* **TASK BRIEF**
Repeat, exactly and completely, the entries shown underneath.

Figure record listings
'''

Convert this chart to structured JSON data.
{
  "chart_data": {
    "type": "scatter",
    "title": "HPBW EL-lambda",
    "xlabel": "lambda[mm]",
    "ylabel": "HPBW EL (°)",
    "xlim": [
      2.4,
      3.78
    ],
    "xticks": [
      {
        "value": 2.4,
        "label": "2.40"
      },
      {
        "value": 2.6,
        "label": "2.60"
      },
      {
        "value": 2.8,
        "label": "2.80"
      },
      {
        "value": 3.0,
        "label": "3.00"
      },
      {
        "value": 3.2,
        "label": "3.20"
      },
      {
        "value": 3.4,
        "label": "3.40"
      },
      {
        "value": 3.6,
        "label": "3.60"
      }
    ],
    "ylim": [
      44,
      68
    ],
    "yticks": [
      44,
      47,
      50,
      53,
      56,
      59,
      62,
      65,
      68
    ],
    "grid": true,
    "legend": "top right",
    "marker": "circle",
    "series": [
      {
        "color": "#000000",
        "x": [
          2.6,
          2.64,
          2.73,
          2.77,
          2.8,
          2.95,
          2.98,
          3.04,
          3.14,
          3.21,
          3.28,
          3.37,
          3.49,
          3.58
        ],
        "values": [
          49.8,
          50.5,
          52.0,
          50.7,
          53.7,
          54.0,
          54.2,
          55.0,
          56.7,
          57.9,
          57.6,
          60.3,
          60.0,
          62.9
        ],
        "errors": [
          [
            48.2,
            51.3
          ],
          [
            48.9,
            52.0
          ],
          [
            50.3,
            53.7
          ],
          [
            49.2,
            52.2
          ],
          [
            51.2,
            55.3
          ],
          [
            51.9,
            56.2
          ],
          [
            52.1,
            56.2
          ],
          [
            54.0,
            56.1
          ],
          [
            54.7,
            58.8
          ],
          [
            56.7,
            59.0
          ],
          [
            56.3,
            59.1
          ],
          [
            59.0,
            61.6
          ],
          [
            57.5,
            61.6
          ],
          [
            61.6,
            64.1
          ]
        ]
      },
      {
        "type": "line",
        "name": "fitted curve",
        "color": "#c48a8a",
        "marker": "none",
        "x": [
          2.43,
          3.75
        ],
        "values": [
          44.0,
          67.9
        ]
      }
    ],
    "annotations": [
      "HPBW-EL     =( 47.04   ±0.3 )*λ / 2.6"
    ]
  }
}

'''

* **FINISHED TASK**
Convert this chart to structured JSON data.
{
  "chart_data": {
    "type": "scatter",
    "title": "HPBW EL-lambda",
    "xlabel": "lambda[mm]",
    "ylabel": "HPBW EL (°)",
    "xlim": [
      2.4,
      3.78
    ],
    "xticks": [
      {
        "value": 2.4,
        "label": "2.40"
      },
      {
        "value": 2.6,
        "label": "2.60"
      },
      {
        "value": 2.8,
        "label": "2.80"
      },
      {
        "value": 3.0,
        "label": "3.00"
      },
      {
        "value": 3.2,
        "label": "3.20"
      },
      {
        "value": 3.4,
        "label": "3.40"
      },
      {
        "value": 3.6,
        "label": "3.60"
      }
    ],
    "ylim": [
      44,
      68
    ],
    "yticks": [
      44,
      47,
      50,
      53,
      56,
      59,
      62,
      65,
      68
    ],
    "grid": true,
    "legend": "top right",
    "marker": "circle",
    "series": [
      {
        "color": "#000000",
        "x": [
          2.6,
          2.64,
          2.73,
          2.77,
          2.8,
          2.95,
          2.98,
          3.04,
          3.14,
          3.21,
          3.28,
          3.37,
          3.49,
          3.58
        ],
        "values": [
          49.8,
          50.5,
          52.0,
          50.7,
          53.7,
          54.0,
          54.2,
          55.0,
          56.7,
          57.9,
          57.6,
          60.3,
          60.0,
          62.9
        ],
        "errors": [
          [
            48.2,
            51.3
          ],
          [
            48.9,
            52.0
          ],
          [
            50.3,
            53.7
          ],
          [
            49.2,
            52.2
          ],
          [
            51.2,
            55.3
          ],
          [
            51.9,
            56.2
          ],
          [
            52.1,
            56.2
          ],
          [
            54.0,
            56.1
          ],
          [
            54.7,
            58.8
          ],
          [
            56.7,
            59.0
          ],
          [
            56.3,
            59.1
          ],
          [
            59.0,
            61.6
          ],
          [
            57.5,
            61.6
          ],
          [
            61.6,
            64.1
          ]
        ]
      },
      {
        "type": "line",
        "name": "fitted curve",
        "color": "#c48a8a",
        "marker": "none",
        "x": [
          2.43,
          3.75
        ],
        "values": [
          44.0,
          67.9
        ]
      }
    ],
    "annotations": [
      "HPBW-EL     =( 47.04   ±0.3 )*λ / 2.6"
    ]
  }
}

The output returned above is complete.